Problem to work on
Nothing may be dropped or altered: reproduce all the data.

Material shown
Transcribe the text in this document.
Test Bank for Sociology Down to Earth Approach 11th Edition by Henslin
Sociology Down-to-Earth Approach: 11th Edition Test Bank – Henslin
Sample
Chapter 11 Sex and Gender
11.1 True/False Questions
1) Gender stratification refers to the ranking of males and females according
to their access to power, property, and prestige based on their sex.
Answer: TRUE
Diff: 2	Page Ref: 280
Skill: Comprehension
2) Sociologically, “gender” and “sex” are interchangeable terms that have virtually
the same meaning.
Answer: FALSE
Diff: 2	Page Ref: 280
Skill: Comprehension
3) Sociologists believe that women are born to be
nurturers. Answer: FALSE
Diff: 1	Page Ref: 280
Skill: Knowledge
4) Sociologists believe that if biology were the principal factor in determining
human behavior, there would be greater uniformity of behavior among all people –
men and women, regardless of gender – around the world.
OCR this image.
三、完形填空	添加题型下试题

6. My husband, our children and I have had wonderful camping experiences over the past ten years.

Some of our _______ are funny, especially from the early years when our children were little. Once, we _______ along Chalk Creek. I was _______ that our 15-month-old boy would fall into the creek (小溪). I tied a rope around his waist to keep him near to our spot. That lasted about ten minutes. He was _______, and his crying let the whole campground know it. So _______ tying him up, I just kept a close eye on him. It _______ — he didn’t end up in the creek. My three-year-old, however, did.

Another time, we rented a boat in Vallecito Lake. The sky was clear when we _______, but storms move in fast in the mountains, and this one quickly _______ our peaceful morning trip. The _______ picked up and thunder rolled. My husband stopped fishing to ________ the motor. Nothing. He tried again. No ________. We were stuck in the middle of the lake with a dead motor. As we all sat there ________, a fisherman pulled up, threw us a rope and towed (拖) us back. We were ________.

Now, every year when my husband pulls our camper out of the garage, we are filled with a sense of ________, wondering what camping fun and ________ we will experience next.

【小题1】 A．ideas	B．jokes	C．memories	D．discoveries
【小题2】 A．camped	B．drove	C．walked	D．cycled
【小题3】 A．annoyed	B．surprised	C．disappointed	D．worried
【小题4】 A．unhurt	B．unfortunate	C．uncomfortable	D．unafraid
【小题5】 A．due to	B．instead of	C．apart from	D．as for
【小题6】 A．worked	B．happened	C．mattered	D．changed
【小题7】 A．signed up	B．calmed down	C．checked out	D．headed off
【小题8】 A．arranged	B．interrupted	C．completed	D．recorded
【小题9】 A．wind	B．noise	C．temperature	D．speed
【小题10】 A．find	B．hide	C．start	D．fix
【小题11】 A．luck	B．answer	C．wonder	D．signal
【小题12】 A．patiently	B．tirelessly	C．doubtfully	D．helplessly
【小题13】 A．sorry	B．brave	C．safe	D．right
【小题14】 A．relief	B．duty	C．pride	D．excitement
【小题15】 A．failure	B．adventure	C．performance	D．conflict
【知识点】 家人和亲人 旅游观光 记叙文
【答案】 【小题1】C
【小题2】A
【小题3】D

Output for this task
Transcribe the text in this document.
Test Bank for Sociology Down to Earth Approach 11th Edition by Henslin
Sociology Down-to-Earth Approach: 11th Edition Test Bank – Henslin
Sample
Chapter 11 Sex and Gender
11.1 True/False Questions
1) Gender stratification refers to the ranking of males and females according
to their access to power, property, and prestige based on their sex.
Answer: TRUE
Diff: 2	Page Ref: 280
Skill: Comprehension
2) Sociologically, “gender” and “sex” are interchangeable terms that have virtually
the same meaning.
Answer: FALSE
Diff: 2	Page Ref: 280
Skill: Comprehension
3) Sociologists believe that women are born to be
nurturers. Answer: FALSE
Diff: 1	Page Ref: 280
Skill: Knowledge
4) Sociologists believe that if biology were the principal factor in determining
human behavior, there would be greater uniformity of behavior among all people –
men and women, regardless of gender – around the world.
OCR this image.
三、完形填空	添加题型下试题

6. My husband, our children and I have had wonderful camping experiences over the past ten years.

Some of our _______ are funny, especially from the early years when our children were little. Once, we _______ along Chalk Creek. I was _______ that our 15-month-old boy would fall into the creek (小溪). I tied a rope around his waist to keep him near to our spot. That lasted about ten minutes. He was _______, and his crying let the whole campground know it. So _______ tying him up, I just kept a close eye on him. It _______ — he didn’t end up in the creek. My three-year-old, however, did.

Another time, we rented a boat in Vallecito Lake. The sky was clear when we _______, but storms move in fast in the mountains, and this one quickly _______ our peaceful morning trip. The _______ picked up and thunder rolled. My husband stopped fishing to ________ the motor. Nothing. He tried again. No ________. We were stuck in the middle of the lake with a dead motor. As we all sat there ________, a fisherman pulled up, threw us a rope and towed (拖) us back. We were ________.

Now, every year when my husband pulls our camper out of the garage, we are filled with a sense of ________, wondering what camping fun and ________ we will experience next.

【小题1】 A．ideas	B．jokes	C．memories	D．discoveries
【小题2】 A．camped	B．drove	C．walked	D．cycled
【小题3】 A．annoyed	B．surprised	C．disappointed	D．worried
【小题4】 A．unhurt	B．unfortunate	C．uncomfortable	D．unafraid
【小题5】 A．due to	B．instead of	C．apart from	D．as for
【小题6】 A．worked	B．happened	C．mattered	D．changed
【小题7】 A．signed up	B．calmed down	C．checked out	D．headed off
【小题8】 A．arranged	B．interrupted	C．completed	D．recorded
【小题9】 A．wind	B．noise	C．temperature	D．speed
【小题10】 A．find	B．hide	C．start	D．fix
【小题11】 A．luck	B．answer	C．wonder	D．signal
【小题12】 A．patiently	B．tirelessly	C．doubtfully	D．helplessly
【小题13】 A．sorry	B．brave	C．safe	D．right
【小题14】 A．relief	B．duty	C．pride	D．excitement
【小题15】 A．failure	B．adventure	C．performance	D．conflict
【知识点】 家人和亲人 旅游观光 记叙文
【答案】 【小题1】C
【小题2】A
【小题3】D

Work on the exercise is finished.